Records from a collection of figures:
╭──
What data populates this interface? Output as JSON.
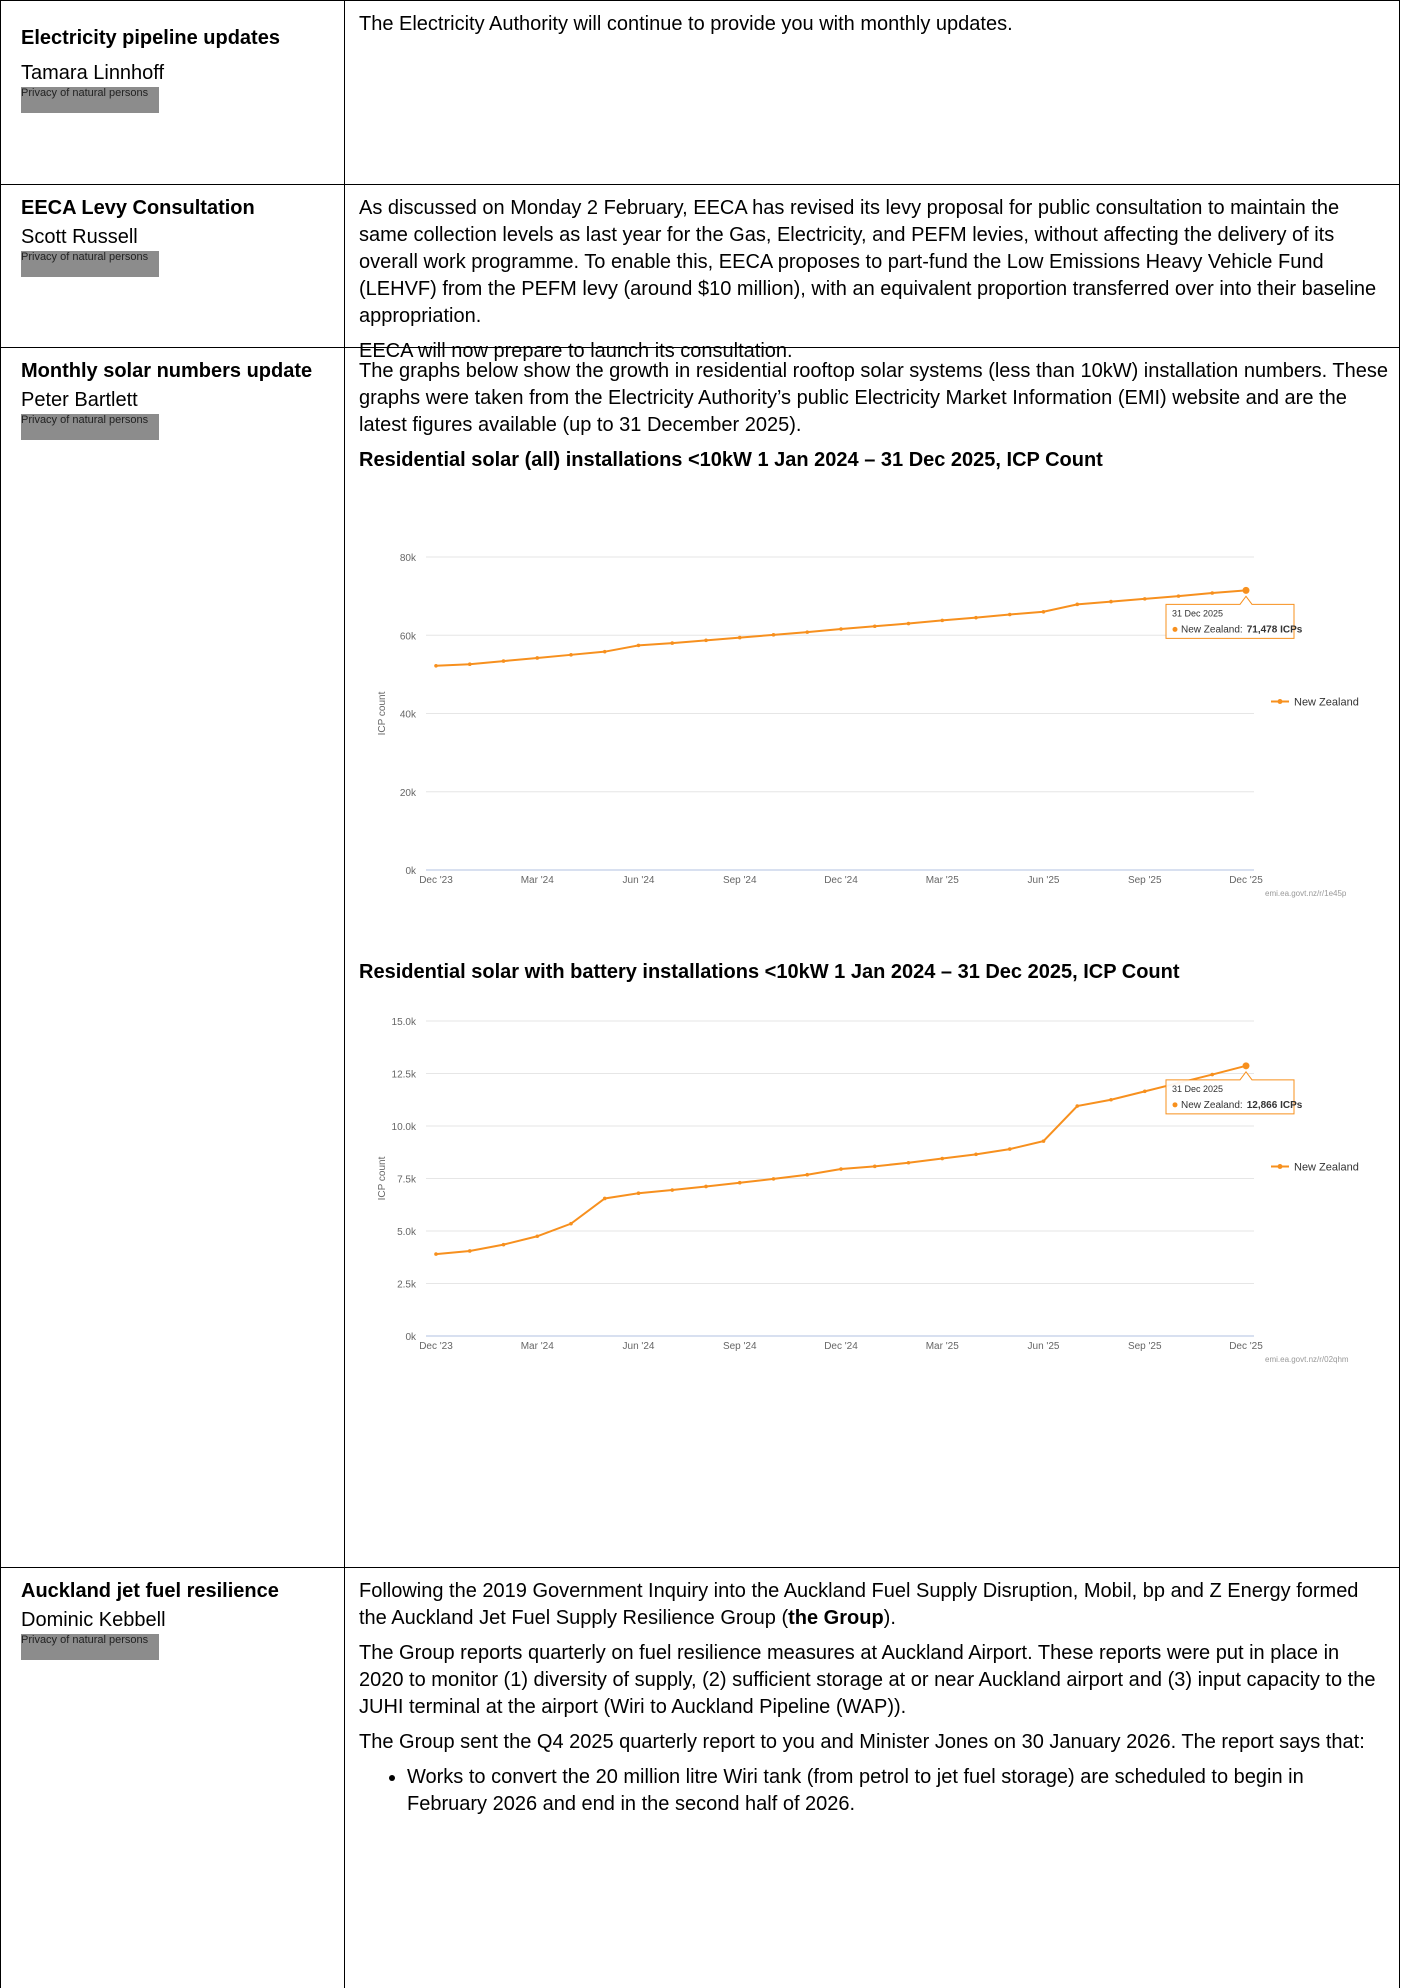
{
  "rows": [
    {
      "topic": "Electricity pipeline updates",
      "person": "Tamara Linnhoff",
      "redaction": "Privacy of natural persons",
      "paragraphs": [
        "The Electricity Authority will continue to provide you with monthly updates."
      ]
    },
    {
      "topic": "EECA Levy Consultation",
      "person": "Scott Russell",
      "redaction": "Privacy of natural persons",
      "paragraphs": [
        "As discussed on Monday 2 February, EECA has revised its levy proposal for public consultation to maintain the same collection levels as last year for the Gas, Electricity, and PEFM levies, without affecting the delivery of its overall work programme. To enable this, EECA proposes to part-fund the Low Emissions Heavy Vehicle Fund (LEHVF) from the PEFM levy (around $10 million), with an equivalent proportion transferred over into their baseline appropriation.",
        "EECA will now prepare to launch its consultation."
      ]
    },
    {
      "topic": "Monthly solar numbers update",
      "person": "Peter Bartlett",
      "redaction": "Privacy of natural persons",
      "paragraphs": [
        "The graphs below show the growth in residential rooftop solar systems (less than 10kW) installation numbers. These graphs were taken from the Electricity Authority’s public Electricity Market Information (EMI) website and are the latest figures available (up to 31 December 2025)."
      ],
      "chart_headings": [
        "Residential solar (all) installations <10kW 1 Jan 2024 – 31 Dec 2025, ICP Count",
        "Residential solar with battery installations <10kW 1 Jan 2024 – 31 Dec 2025, ICP Count"
      ]
    },
    {
      "topic": "Auckland jet fuel resilience",
      "person": "Dominic Kebbell",
      "redaction": "Privacy of natural persons",
      "intro": [
        "Following the 2019 Government Inquiry into the Auckland Fuel Supply Disruption, Mobil, bp and Z Energy formed the Auckland Jet Fuel Supply Resilience Group (",
        "the Group",
        ")."
      ],
      "paragraphs": [
        "The Group reports quarterly on fuel resilience measures at Auckland Airport. These reports were put in place in 2020 to monitor (1) diversity of supply, (2) sufficient storage at or near Auckland airport and (3) input capacity to the JUHI terminal at the airport (Wiri to Auckland Pipeline (WAP)).",
        "The Group sent the Q4 2025 quarterly report to you and Minister Jones on 30 January 2026. The report says that:"
      ],
      "bullets": [
        "Works to convert the 20 million litre Wiri tank (from petrol to jet fuel storage) are scheduled to begin in February 2026 and end in the second half of 2026."
      ]
    }
  ],
  "chart_data": [
    {
      "type": "line",
      "y_label": "ICP count",
      "source": "emi.ea.govt.nz/r/1e45p",
      "categories": [
        "Dec '23",
        null,
        null,
        "Mar '24",
        null,
        null,
        "Jun '24",
        null,
        null,
        "Sep '24",
        null,
        null,
        "Dec '24",
        null,
        null,
        "Mar '25",
        null,
        null,
        "Jun '25",
        null,
        null,
        "Sep '25",
        null,
        null,
        "Dec '25"
      ],
      "series": [
        {
          "name": "New Zealand",
          "color": "#f7901e",
          "values": [
            52200,
            52600,
            53400,
            54200,
            55000,
            55800,
            57400,
            58000,
            58700,
            59400,
            60100,
            60800,
            61600,
            62300,
            63000,
            63800,
            64500,
            65300,
            66000,
            67900,
            68600,
            69300,
            70000,
            70800,
            71478
          ]
        }
      ],
      "ylim": [
        0,
        80000
      ],
      "yticks": [
        {
          "value": 0,
          "label": "0k"
        },
        {
          "value": 20000,
          "label": "20k"
        },
        {
          "value": 40000,
          "label": "40k"
        },
        {
          "value": 60000,
          "label": "60k"
        },
        {
          "value": 80000,
          "label": "80k"
        }
      ],
      "grid": true,
      "legend": "right",
      "tooltip": {
        "date": "31 Dec 2025",
        "text": "New Zealand:",
        "value": 71478,
        "value_label": "71,478 ICPs"
      }
    },
    {
      "type": "line",
      "y_label": "ICP count",
      "source": "emi.ea.govt.nz/r/02qhm",
      "categories": [
        "Dec '23",
        null,
        null,
        "Mar '24",
        null,
        null,
        "Jun '24",
        null,
        null,
        "Sep '24",
        null,
        null,
        "Dec '24",
        null,
        null,
        "Mar '25",
        null,
        null,
        "Jun '25",
        null,
        null,
        "Sep '25",
        null,
        null,
        "Dec '25"
      ],
      "series": [
        {
          "name": "New Zealand",
          "color": "#f7901e",
          "values": [
            3900,
            4050,
            4350,
            4750,
            5350,
            6550,
            6800,
            6950,
            7120,
            7300,
            7480,
            7680,
            7950,
            8080,
            8250,
            8450,
            8650,
            8900,
            9280,
            10950,
            11250,
            11650,
            12050,
            12450,
            12866
          ]
        }
      ],
      "ylim": [
        0,
        15000
      ],
      "yticks": [
        {
          "value": 0,
          "label": "0k"
        },
        {
          "value": 2500,
          "label": "2.5k"
        },
        {
          "value": 5000,
          "label": "5.0k"
        },
        {
          "value": 7500,
          "label": "7.5k"
        },
        {
          "value": 10000,
          "label": "10.0k"
        },
        {
          "value": 12500,
          "label": "12.5k"
        },
        {
          "value": 15000,
          "label": "15.0k"
        }
      ],
      "grid": true,
      "legend": "right",
      "tooltip": {
        "date": "31 Dec 2025",
        "text": "New Zealand:",
        "value": 12866,
        "value_label": "12,866 ICPs"
      }
    }
  ]
}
╰──
* Given instruction
Identify each line holding the string "updates", and copy it out.

* Response to this task
      "topic": "Electricity pipeline updates",
        "The Electricity Authority will continue to provide you with monthly updates."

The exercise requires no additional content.